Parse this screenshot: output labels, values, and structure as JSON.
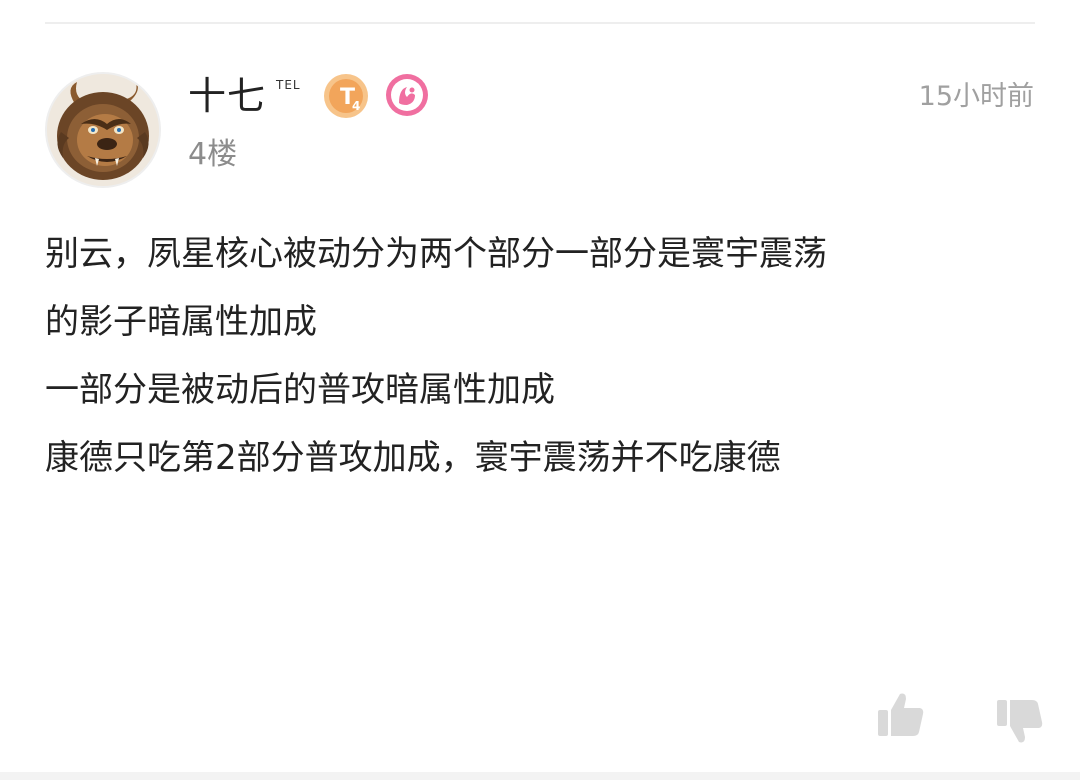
{
  "comment": {
    "user": {
      "name": "十七",
      "tag": "TEL",
      "avatar_icon": "beast-avatar-icon",
      "badges": [
        {
          "icon": "level-badge-icon",
          "text": "T",
          "sub": "4",
          "color": "#f5b36b"
        },
        {
          "icon": "pink-badge-icon",
          "color": "#f06fa0"
        }
      ]
    },
    "floor": "4楼",
    "time": "15小时前",
    "content_lines": [
      "别云，夙星核心被动分为两个部分一部分是寰宇震荡",
      "的影子暗属性加成",
      "一部分是被动后的普攻暗属性加成",
      "康德只吃第2部分普攻加成，寰宇震荡并不吃康德"
    ],
    "actions": {
      "like_icon": "thumbs-up-icon",
      "dislike_icon": "thumbs-down-icon"
    }
  },
  "colors": {
    "text": "#222222",
    "muted": "#a0a0a0",
    "icon": "#d9d9d9"
  }
}
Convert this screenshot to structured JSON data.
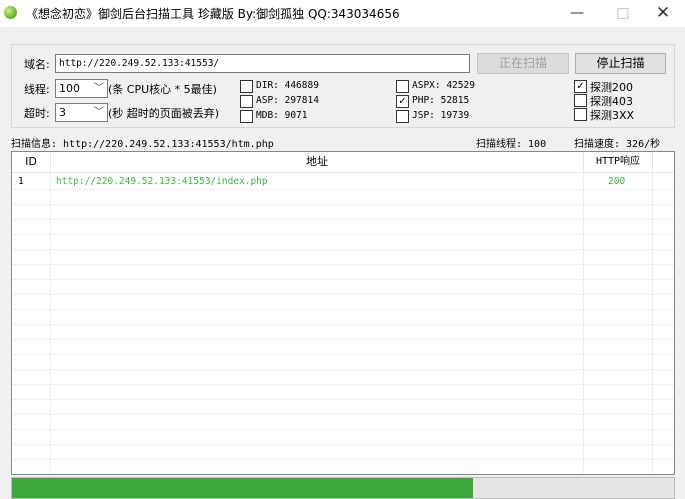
{
  "window": {
    "title": "《想念初恋》御剑后台扫描工具 珍藏版 By:御剑孤独 QQ:343034656",
    "min_symbol": "—",
    "max_symbol": "□",
    "close_symbol": "✕"
  },
  "config": {
    "domain_label": "域名:",
    "domain_value": "http://220.249.52.133:41553/",
    "scanning_button": "正在扫描",
    "stop_button": "停止扫描",
    "threads_label": "线程:",
    "threads_value": "100",
    "threads_hint": "(条 CPU核心 * 5最佳)",
    "timeout_label": "超时:",
    "timeout_value": "3",
    "timeout_hint": "(秒 超时的页面被丢弃)",
    "dicts": [
      {
        "label": "DIR: 446889",
        "checked": false
      },
      {
        "label": "ASP: 297814",
        "checked": false
      },
      {
        "label": "MDB: 9071",
        "checked": false
      },
      {
        "label": "ASPX: 42529",
        "checked": false
      },
      {
        "label": "PHP: 52815",
        "checked": true
      },
      {
        "label": "JSP: 19739",
        "checked": false
      }
    ],
    "probes": [
      {
        "label": "探测200",
        "checked": true
      },
      {
        "label": "探测403",
        "checked": false
      },
      {
        "label": "探测3XX",
        "checked": false
      }
    ],
    "check_mark": "✓"
  },
  "status": {
    "scan_info": "扫描信息: http://220.249.52.133:41553/htm.php",
    "scan_threads": "扫描线程: 100",
    "scan_speed": "扫描速度: 326/秒"
  },
  "results": {
    "headers": [
      "ID",
      "地址",
      "HTTP响应"
    ],
    "rows": [
      {
        "id": "1",
        "url": "http://220.249.52.133:41553/index.php",
        "code": "200"
      }
    ],
    "link_color": "#3cb93c"
  },
  "progress": {
    "fraction": 0.697,
    "color": "#3ca83c"
  }
}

━━━━━━

Count the lines above that contain the word "icon", and reply with only that number.

6